_Exercise goal_.
Each entry below is to be transcribed exactly.

_Records provided_.

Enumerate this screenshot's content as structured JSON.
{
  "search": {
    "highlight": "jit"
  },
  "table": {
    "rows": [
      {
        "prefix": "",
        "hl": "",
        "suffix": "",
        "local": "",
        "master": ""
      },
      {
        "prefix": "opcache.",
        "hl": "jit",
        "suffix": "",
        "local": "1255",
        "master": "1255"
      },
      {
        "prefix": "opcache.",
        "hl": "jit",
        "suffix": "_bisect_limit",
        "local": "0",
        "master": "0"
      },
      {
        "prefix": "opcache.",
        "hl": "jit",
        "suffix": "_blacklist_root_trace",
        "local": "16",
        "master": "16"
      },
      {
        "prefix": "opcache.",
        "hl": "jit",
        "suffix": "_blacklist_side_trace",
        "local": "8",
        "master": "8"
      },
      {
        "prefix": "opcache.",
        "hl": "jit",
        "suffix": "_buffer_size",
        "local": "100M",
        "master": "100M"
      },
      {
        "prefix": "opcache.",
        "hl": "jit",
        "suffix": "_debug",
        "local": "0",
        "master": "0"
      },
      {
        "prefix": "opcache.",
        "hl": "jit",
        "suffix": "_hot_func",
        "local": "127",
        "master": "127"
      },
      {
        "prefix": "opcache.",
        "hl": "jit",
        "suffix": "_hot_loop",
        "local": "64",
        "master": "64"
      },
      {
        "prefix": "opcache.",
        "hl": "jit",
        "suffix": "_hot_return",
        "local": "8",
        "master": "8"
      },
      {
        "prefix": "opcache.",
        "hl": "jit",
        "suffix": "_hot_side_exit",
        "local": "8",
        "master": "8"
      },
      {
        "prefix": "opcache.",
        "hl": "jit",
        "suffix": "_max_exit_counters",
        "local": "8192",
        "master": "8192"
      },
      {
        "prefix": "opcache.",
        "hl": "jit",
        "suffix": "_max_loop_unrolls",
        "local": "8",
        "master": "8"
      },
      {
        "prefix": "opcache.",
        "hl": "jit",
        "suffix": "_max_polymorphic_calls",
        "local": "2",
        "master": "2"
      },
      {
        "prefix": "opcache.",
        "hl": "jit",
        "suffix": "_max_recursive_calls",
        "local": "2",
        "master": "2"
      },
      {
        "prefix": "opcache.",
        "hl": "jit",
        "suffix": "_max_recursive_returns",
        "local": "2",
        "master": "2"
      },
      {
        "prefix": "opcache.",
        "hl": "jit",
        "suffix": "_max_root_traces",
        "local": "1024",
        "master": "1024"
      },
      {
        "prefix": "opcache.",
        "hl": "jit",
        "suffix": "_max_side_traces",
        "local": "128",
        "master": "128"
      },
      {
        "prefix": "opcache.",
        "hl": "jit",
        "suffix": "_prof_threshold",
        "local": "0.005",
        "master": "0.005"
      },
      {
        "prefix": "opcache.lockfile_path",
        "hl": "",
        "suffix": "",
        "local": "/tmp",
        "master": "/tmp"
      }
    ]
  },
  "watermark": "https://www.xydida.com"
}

_Written answer_.
Enumerate this screenshot's content as structured JSON.
{
  "search": {
    "highlight": "jit"
  },
  "table": {
    "rows": [
      {
        "prefix": "",
        "hl": "",
        "suffix": "",
        "local": "",
        "master": ""
      },
      {
        "prefix": "opcache.",
        "hl": "jit",
        "suffix": "",
        "local": "1255",
        "master": "1255"
      },
      {
        "prefix": "opcache.",
        "hl": "jit",
        "suffix": "_bisect_limit",
        "local": "0",
        "master": "0"
      },
      {
        "prefix": "opcache.",
        "hl": "jit",
        "suffix": "_blacklist_root_trace",
        "local": "16",
        "master": "16"
      },
      {
        "prefix": "opcache.",
        "hl": "jit",
        "suffix": "_blacklist_side_trace",
        "local": "8",
        "master": "8"
      },
      {
        "prefix": "opcache.",
        "hl": "jit",
        "suffix": "_buffer_size",
        "local": "100M",
        "master": "100M"
      },
      {
        "prefix": "opcache.",
        "hl": "jit",
        "suffix": "_debug",
        "local": "0",
        "master": "0"
      },
      {
        "prefix": "opcache.",
        "hl": "jit",
        "suffix": "_hot_func",
        "local": "127",
        "master": "127"
      },
      {
        "prefix": "opcache.",
        "hl": "jit",
        "suffix": "_hot_loop",
        "local": "64",
        "master": "64"
      },
      {
        "prefix": "opcache.",
        "hl": "jit",
        "suffix": "_hot_return",
        "local": "8",
        "master": "8"
      },
      {
        "prefix": "opcache.",
        "hl": "jit",
        "suffix": "_hot_side_exit",
        "local": "8",
        "master": "8"
      },
      {
        "prefix": "opcache.",
        "hl": "jit",
        "suffix": "_max_exit_counters",
        "local": "8192",
        "master": "8192"
      },
      {
        "prefix": "opcache.",
        "hl": "jit",
        "suffix": "_max_loop_unrolls",
        "local": "8",
        "master": "8"
      },
      {
        "prefix": "opcache.",
        "hl": "jit",
        "suffix": "_max_polymorphic_calls",
        "local": "2",
        "master": "2"
      },
      {
        "prefix": "opcache.",
        "hl": "jit",
        "suffix": "_max_recursive_calls",
        "local": "2",
        "master": "2"
      },
      {
        "prefix": "opcache.",
        "hl": "jit",
        "suffix": "_max_recursive_returns",
        "local": "2",
        "master": "2"
      },
      {
        "prefix": "opcache.",
        "hl": "jit",
        "suffix": "_max_root_traces",
        "local": "1024",
        "master": "1024"
      },
      {
        "prefix": "opcache.",
        "hl": "jit",
        "suffix": "_max_side_traces",
        "local": "128",
        "master": "128"
      },
      {
        "prefix": "opcache.",
        "hl": "jit",
        "suffix": "_prof_threshold",
        "local": "0.005",
        "master": "0.005"
      },
      {
        "prefix": "opcache.lockfile_path",
        "hl": "",
        "suffix": "",
        "local": "/tmp",
        "master": "/tmp"
      }
    ]
  },
  "watermark": "https://www.xydida.com"
}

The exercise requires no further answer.